Gather the lines below that include the string "Rajesh", copying each in full.

Data provided ▸
▼▼▼

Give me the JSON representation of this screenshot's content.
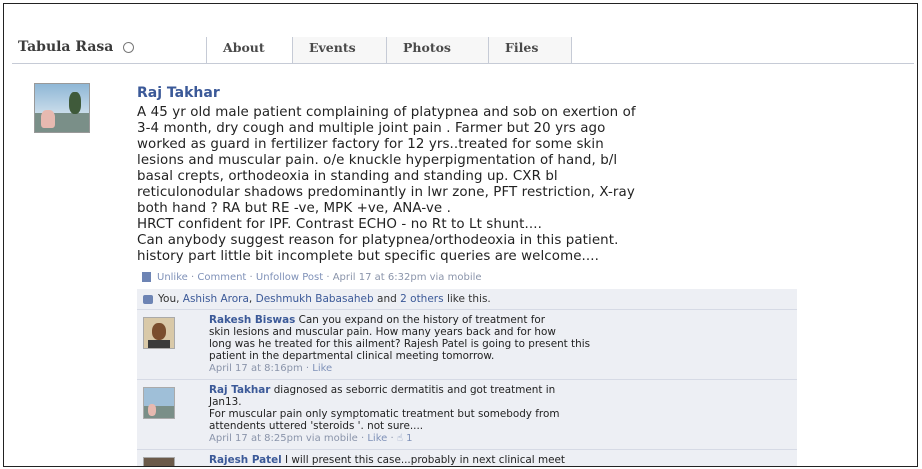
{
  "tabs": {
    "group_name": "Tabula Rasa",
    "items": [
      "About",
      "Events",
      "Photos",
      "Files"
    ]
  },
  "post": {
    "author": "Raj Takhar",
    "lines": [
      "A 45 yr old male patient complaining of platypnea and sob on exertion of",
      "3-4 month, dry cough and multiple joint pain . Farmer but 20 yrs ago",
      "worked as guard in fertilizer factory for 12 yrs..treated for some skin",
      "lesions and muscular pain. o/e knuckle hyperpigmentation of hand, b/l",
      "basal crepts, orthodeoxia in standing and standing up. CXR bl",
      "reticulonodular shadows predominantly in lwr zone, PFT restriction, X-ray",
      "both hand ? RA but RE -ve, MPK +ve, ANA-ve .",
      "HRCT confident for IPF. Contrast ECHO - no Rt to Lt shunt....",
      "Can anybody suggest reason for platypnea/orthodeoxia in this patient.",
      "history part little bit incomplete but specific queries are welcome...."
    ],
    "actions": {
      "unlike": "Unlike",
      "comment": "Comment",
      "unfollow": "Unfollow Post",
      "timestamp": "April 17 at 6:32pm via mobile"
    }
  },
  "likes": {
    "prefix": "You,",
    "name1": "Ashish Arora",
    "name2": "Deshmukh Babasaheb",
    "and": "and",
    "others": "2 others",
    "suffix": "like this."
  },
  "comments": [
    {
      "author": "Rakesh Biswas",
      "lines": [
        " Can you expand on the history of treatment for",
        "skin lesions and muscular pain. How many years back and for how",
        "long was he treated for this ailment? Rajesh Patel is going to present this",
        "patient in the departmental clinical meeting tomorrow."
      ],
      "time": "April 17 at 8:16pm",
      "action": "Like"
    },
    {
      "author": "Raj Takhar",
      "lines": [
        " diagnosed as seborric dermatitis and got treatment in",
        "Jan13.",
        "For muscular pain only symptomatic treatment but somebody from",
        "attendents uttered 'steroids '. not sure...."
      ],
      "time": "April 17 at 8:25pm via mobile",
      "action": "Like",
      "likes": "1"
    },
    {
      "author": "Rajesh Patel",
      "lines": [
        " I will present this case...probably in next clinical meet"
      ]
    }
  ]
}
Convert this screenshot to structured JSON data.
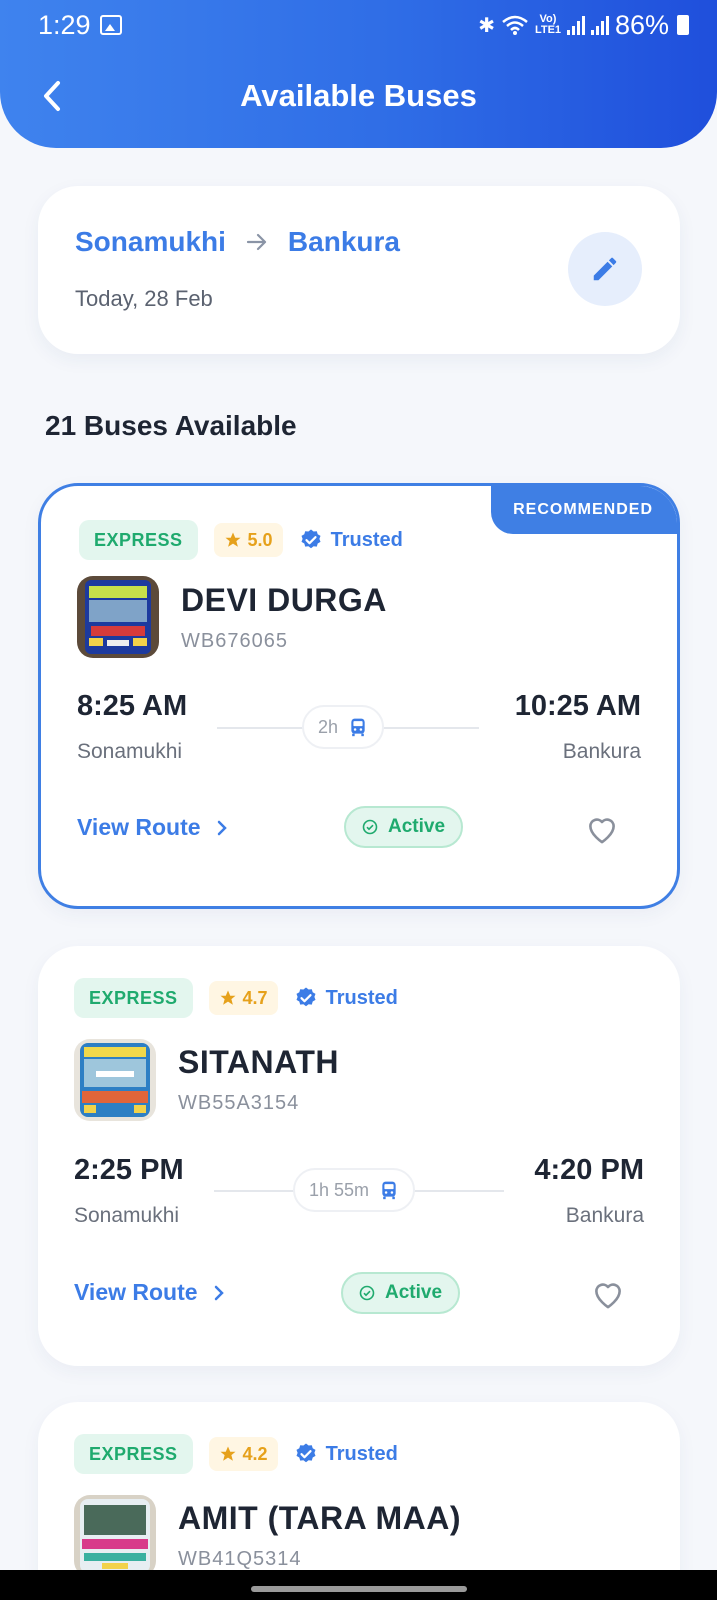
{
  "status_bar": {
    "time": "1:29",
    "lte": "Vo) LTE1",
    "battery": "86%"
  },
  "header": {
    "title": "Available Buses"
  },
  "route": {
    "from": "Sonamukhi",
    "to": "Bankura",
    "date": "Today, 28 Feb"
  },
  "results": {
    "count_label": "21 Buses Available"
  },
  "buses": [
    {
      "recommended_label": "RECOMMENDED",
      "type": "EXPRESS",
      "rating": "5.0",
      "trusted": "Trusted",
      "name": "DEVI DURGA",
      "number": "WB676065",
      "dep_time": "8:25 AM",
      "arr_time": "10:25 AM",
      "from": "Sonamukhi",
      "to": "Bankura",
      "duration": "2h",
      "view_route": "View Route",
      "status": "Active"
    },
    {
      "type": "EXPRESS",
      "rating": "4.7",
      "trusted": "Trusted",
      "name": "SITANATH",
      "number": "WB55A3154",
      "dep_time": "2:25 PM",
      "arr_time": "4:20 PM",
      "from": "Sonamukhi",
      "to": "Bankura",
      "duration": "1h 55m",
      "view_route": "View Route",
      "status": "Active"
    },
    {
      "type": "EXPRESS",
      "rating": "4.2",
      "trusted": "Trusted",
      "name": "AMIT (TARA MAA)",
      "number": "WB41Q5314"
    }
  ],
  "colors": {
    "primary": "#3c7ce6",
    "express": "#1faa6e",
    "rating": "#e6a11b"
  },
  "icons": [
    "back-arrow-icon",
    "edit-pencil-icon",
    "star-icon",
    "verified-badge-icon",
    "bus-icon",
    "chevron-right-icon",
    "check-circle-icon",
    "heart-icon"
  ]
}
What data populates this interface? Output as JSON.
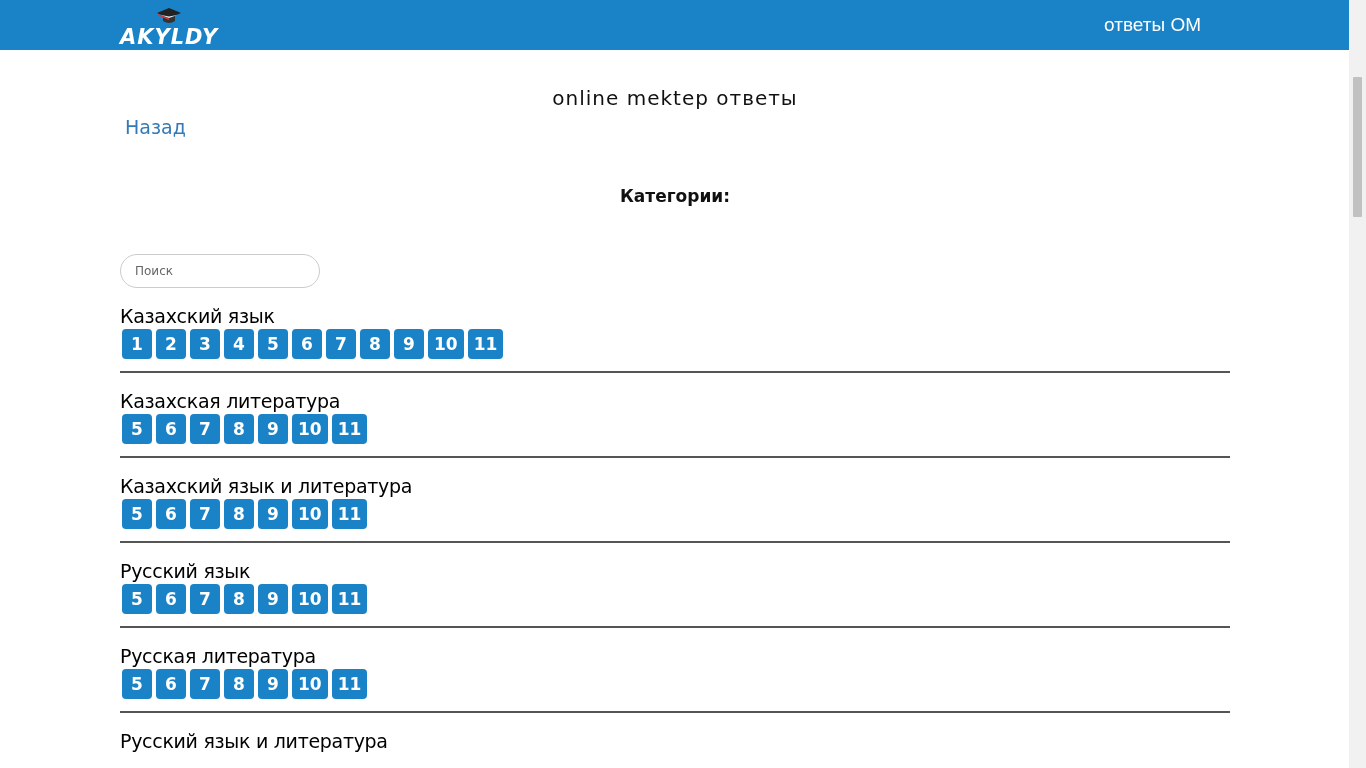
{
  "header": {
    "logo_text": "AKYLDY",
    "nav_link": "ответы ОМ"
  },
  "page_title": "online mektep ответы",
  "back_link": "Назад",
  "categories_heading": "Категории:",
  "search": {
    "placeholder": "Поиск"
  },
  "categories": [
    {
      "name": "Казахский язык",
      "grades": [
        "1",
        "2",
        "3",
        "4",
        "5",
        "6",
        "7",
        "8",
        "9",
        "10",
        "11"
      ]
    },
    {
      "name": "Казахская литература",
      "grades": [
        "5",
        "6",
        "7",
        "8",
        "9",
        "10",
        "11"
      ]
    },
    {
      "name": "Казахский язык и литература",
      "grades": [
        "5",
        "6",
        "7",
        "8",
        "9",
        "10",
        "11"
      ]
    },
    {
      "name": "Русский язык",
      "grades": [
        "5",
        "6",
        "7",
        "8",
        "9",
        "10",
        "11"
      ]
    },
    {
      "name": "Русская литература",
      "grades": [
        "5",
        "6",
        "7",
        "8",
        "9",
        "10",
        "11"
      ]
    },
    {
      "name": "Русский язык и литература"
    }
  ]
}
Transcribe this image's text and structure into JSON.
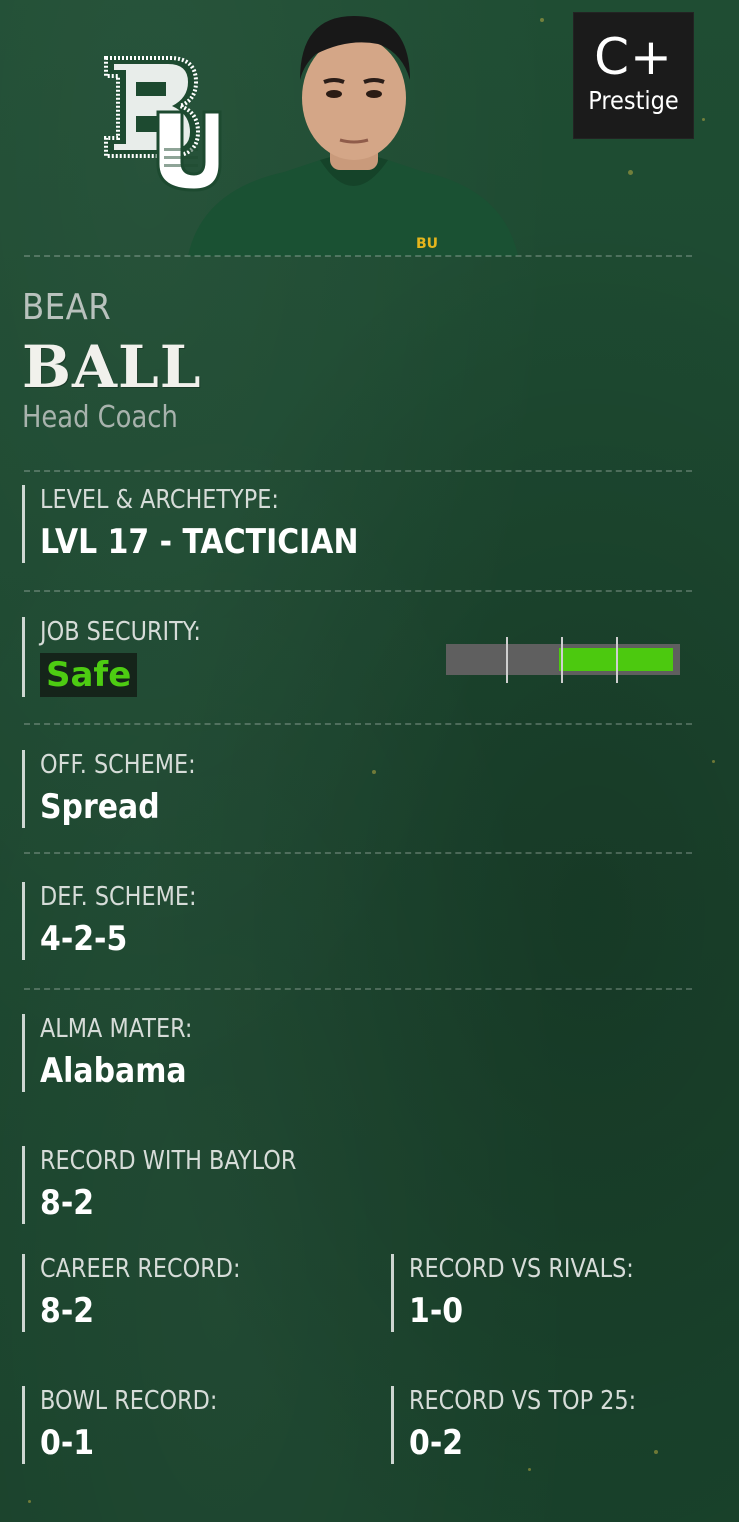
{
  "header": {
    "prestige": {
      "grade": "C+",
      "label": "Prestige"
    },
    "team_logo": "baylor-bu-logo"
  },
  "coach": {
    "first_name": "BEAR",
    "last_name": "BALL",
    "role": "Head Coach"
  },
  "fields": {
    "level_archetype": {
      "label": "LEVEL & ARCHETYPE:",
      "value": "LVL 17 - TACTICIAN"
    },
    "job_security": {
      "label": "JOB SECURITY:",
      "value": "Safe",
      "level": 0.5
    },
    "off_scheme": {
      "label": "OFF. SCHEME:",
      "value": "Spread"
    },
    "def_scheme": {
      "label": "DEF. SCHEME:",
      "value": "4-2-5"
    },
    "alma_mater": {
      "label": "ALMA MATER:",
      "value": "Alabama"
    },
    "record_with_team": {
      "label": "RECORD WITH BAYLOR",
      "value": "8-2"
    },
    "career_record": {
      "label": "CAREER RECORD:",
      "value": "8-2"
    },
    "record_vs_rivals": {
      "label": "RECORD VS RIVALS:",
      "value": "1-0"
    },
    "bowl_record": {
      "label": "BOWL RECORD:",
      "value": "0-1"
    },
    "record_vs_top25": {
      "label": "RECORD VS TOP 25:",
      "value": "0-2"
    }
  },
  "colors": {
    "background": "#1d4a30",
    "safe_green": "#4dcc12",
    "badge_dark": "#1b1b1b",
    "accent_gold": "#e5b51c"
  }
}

▲▲▲

Response to this task ▸
        "long was he treated for this ailment? Rajesh Patel is going to present this",
      "author": "Rajesh Patel",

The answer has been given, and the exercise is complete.